Aim
Copy the lines holding the word "Number", all of them.

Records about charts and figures
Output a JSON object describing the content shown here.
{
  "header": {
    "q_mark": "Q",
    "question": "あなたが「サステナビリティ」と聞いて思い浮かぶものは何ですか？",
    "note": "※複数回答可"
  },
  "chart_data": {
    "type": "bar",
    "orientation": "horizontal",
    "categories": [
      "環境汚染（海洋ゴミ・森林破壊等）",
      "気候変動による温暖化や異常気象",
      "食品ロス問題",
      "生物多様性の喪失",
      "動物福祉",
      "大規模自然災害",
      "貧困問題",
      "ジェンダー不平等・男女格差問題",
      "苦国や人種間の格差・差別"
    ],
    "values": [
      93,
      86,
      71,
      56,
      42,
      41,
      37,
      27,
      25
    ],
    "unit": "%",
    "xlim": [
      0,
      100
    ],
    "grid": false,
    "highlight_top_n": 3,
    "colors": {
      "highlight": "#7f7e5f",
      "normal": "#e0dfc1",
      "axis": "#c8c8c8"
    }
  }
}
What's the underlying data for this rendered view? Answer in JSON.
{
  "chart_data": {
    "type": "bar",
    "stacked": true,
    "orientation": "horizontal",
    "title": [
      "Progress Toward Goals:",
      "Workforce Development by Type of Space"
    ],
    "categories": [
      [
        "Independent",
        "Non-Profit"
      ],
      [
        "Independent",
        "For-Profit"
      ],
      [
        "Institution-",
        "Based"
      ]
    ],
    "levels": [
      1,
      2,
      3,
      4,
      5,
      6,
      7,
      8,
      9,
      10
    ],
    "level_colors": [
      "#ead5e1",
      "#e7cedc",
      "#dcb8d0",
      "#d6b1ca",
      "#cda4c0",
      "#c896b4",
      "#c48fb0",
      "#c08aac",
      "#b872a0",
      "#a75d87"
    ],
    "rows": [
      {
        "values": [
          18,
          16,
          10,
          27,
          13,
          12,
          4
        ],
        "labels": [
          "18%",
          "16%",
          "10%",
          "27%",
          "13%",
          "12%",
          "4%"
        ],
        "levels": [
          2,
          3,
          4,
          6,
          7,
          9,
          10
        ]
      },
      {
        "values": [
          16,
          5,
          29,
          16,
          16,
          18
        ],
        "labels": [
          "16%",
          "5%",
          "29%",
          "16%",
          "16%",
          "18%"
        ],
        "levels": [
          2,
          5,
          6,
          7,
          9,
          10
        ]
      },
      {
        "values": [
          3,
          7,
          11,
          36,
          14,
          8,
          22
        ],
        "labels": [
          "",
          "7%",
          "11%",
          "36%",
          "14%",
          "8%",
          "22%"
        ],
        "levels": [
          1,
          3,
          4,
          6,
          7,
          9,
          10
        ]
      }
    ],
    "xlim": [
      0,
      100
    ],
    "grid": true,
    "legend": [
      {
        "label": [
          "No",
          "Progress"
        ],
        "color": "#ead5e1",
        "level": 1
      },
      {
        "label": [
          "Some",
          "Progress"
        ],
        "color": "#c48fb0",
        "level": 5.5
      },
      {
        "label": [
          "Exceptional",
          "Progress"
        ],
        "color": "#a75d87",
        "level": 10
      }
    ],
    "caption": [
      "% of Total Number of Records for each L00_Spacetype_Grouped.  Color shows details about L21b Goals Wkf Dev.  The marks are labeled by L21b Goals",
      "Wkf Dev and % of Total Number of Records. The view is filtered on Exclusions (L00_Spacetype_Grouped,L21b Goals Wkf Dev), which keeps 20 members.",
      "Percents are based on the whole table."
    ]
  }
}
--
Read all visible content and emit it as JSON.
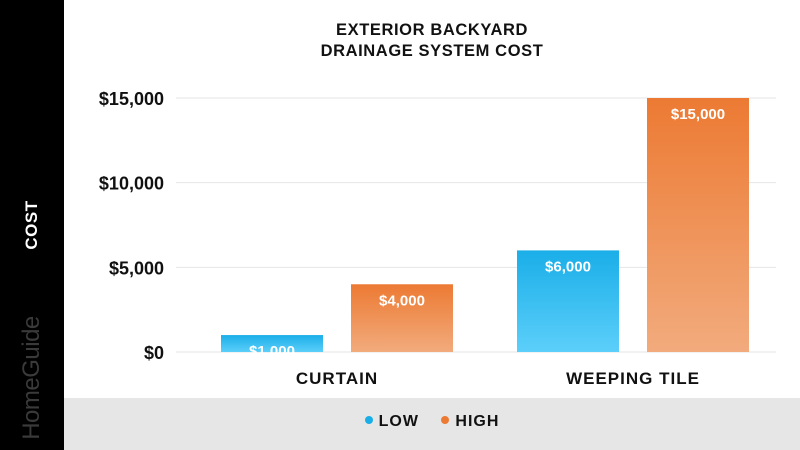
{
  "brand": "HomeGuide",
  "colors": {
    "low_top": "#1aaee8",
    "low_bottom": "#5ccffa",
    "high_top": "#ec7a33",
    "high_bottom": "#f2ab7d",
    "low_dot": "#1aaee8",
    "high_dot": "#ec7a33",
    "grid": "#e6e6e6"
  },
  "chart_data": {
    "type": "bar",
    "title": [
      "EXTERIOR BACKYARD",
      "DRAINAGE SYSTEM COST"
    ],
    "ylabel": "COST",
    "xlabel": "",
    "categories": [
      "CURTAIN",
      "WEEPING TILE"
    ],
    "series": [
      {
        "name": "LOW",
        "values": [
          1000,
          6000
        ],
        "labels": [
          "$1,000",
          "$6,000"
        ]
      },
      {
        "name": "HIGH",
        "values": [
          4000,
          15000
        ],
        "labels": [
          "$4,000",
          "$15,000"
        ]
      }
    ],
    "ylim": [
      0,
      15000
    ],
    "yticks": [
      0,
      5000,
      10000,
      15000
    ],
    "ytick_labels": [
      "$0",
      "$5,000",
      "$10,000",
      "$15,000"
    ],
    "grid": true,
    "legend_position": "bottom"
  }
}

Answer below
      "% of Total Number of Records for each L00_Spacetype_Grouped.  Color shows details about L21b Goals Wkf Dev.  The marks are labeled by L21b Goals",
      "Wkf Dev and % of Total Number of Records. The view is filtered on Exclusions (L00_Spacetype_Grouped,L21b Goals Wkf Dev), which keeps 20 members.",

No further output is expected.